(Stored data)
────────────────────────────────────────

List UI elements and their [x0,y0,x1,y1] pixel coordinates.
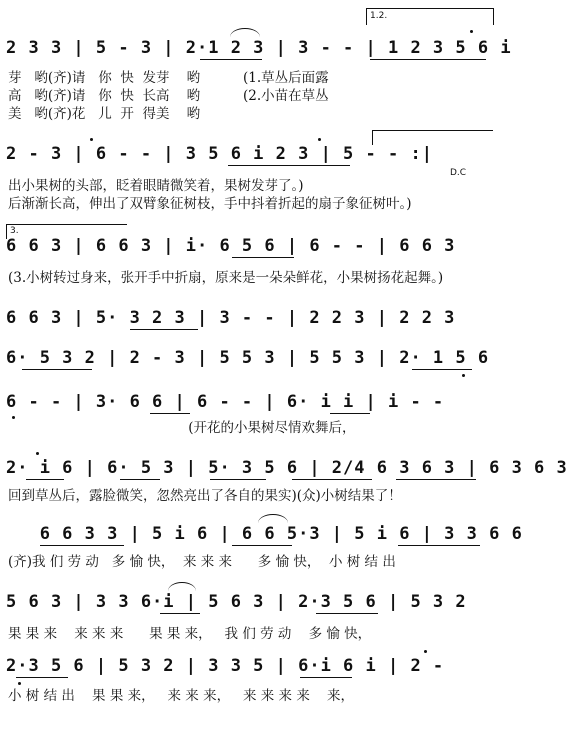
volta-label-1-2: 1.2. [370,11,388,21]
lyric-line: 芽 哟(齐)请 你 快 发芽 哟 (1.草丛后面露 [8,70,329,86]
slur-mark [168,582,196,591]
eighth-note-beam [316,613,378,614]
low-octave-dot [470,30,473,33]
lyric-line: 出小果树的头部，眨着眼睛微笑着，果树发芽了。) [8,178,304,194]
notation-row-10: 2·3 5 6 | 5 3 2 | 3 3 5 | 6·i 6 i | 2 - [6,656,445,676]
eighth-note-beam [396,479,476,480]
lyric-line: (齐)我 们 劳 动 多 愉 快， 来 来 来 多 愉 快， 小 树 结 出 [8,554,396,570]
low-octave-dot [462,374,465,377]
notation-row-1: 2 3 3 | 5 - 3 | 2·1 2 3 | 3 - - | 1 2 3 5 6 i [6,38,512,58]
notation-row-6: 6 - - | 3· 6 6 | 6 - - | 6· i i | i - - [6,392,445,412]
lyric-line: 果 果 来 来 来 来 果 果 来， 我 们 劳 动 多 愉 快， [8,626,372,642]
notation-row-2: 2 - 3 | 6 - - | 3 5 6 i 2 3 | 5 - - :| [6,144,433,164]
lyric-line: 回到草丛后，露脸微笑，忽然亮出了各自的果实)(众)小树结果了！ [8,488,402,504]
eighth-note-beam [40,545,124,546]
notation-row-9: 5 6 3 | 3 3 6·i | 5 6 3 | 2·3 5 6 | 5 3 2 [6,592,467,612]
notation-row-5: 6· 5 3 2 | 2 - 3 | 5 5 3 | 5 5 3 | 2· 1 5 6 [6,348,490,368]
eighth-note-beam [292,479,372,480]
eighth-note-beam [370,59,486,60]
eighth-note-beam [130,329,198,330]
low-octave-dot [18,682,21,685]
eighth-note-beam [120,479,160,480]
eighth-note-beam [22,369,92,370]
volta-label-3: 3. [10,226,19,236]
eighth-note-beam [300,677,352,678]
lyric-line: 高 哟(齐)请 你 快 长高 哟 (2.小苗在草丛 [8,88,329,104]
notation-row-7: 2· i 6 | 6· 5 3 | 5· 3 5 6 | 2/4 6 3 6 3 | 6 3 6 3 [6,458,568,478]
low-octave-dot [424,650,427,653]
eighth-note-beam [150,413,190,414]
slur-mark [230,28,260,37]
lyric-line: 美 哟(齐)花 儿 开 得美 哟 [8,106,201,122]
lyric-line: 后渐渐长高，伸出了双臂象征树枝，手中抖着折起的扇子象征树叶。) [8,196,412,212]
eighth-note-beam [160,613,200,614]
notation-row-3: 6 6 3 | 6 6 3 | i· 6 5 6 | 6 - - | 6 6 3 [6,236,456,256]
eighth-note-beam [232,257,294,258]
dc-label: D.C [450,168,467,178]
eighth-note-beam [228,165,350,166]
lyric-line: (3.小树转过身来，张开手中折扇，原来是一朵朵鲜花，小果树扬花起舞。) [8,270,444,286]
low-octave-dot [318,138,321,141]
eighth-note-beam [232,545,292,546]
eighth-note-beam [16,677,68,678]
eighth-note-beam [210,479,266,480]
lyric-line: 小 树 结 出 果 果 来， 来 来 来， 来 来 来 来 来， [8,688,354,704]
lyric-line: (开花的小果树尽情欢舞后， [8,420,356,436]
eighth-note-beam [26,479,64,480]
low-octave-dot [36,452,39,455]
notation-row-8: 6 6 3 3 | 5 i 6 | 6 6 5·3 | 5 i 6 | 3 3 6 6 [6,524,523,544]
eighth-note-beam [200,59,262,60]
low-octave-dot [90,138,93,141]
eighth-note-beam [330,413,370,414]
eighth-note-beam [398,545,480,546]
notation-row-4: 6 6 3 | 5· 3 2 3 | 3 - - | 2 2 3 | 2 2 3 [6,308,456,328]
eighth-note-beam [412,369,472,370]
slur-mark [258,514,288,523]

────────────────────────────────────────

Could you rewrite the records above with every "low-octave-dot" swapped for "lower-octave-dot" and everything else left unchanged, leaving out the pictures?

- Expected answer
List UI elements and their [x0,y0,x1,y1] pixel coordinates.
volta-label-1-2: 1.2. [370,11,388,21]
lyric-line: 芽 哟(齐)请 你 快 发芽 哟 (1.草丛后面露 [8,70,329,86]
slur-mark [168,582,196,591]
eighth-note-beam [316,613,378,614]
lower-octave-dot [470,30,473,33]
lyric-line: 出小果树的头部，眨着眼睛微笑着，果树发芽了。) [8,178,304,194]
notation-row-10: 2·3 5 6 | 5 3 2 | 3 3 5 | 6·i 6 i | 2 - [6,656,445,676]
eighth-note-beam [396,479,476,480]
lyric-line: (齐)我 们 劳 动 多 愉 快， 来 来 来 多 愉 快， 小 树 结 出 [8,554,396,570]
lower-octave-dot [462,374,465,377]
notation-row-1: 2 3 3 | 5 - 3 | 2·1 2 3 | 3 - - | 1 2 3 5 6 i [6,38,512,58]
notation-row-6: 6 - - | 3· 6 6 | 6 - - | 6· i i | i - - [6,392,445,412]
lyric-line: 果 果 来 来 来 来 果 果 来， 我 们 劳 动 多 愉 快， [8,626,372,642]
notation-row-2: 2 - 3 | 6 - - | 3 5 6 i 2 3 | 5 - - :| [6,144,433,164]
lyric-line: 回到草丛后，露脸微笑，忽然亮出了各自的果实)(众)小树结果了！ [8,488,402,504]
eighth-note-beam [40,545,124,546]
notation-row-9: 5 6 3 | 3 3 6·i | 5 6 3 | 2·3 5 6 | 5 3 2 [6,592,467,612]
notation-row-5: 6· 5 3 2 | 2 - 3 | 5 5 3 | 5 5 3 | 2· 1 5 6 [6,348,490,368]
eighth-note-beam [292,479,372,480]
eighth-note-beam [370,59,486,60]
eighth-note-beam [130,329,198,330]
lower-octave-dot [18,682,21,685]
eighth-note-beam [120,479,160,480]
eighth-note-beam [22,369,92,370]
volta-label-3: 3. [10,226,19,236]
eighth-note-beam [300,677,352,678]
lyric-line: 高 哟(齐)请 你 快 长高 哟 (2.小苗在草丛 [8,88,329,104]
notation-row-7: 2· i 6 | 6· 5 3 | 5· 3 5 6 | 2/4 6 3 6 3 | 6 3 6 3 [6,458,568,478]
lower-octave-dot [424,650,427,653]
eighth-note-beam [150,413,190,414]
slur-mark [230,28,260,37]
lyric-line: 美 哟(齐)花 儿 开 得美 哟 [8,106,201,122]
lyric-line: 后渐渐长高，伸出了双臂象征树枝，手中抖着折起的扇子象征树叶。) [8,196,412,212]
eighth-note-beam [160,613,200,614]
notation-row-3: 6 6 3 | 6 6 3 | i· 6 5 6 | 6 - - | 6 6 3 [6,236,456,256]
eighth-note-beam [232,257,294,258]
dc-label: D.C [450,168,467,178]
eighth-note-beam [228,165,350,166]
lyric-line: (3.小树转过身来，张开手中折扇，原来是一朵朵鲜花，小果树扬花起舞。) [8,270,444,286]
lower-octave-dot [318,138,321,141]
eighth-note-beam [232,545,292,546]
eighth-note-beam [16,677,68,678]
eighth-note-beam [210,479,266,480]
lyric-line: 小 树 结 出 果 果 来， 来 来 来， 来 来 来 来 来， [8,688,354,704]
lyric-line: (开花的小果树尽情欢舞后， [8,420,356,436]
eighth-note-beam [26,479,64,480]
lower-octave-dot [36,452,39,455]
notation-row-8: 6 6 3 3 | 5 i 6 | 6 6 5·3 | 5 i 6 | 3 3 6 6 [6,524,523,544]
eighth-note-beam [200,59,262,60]
lower-octave-dot [90,138,93,141]
eighth-note-beam [330,413,370,414]
eighth-note-beam [398,545,480,546]
notation-row-4: 6 6 3 | 5· 3 2 3 | 3 - - | 2 2 3 | 2 2 3 [6,308,456,328]
eighth-note-beam [412,369,472,370]
slur-mark [258,514,288,523]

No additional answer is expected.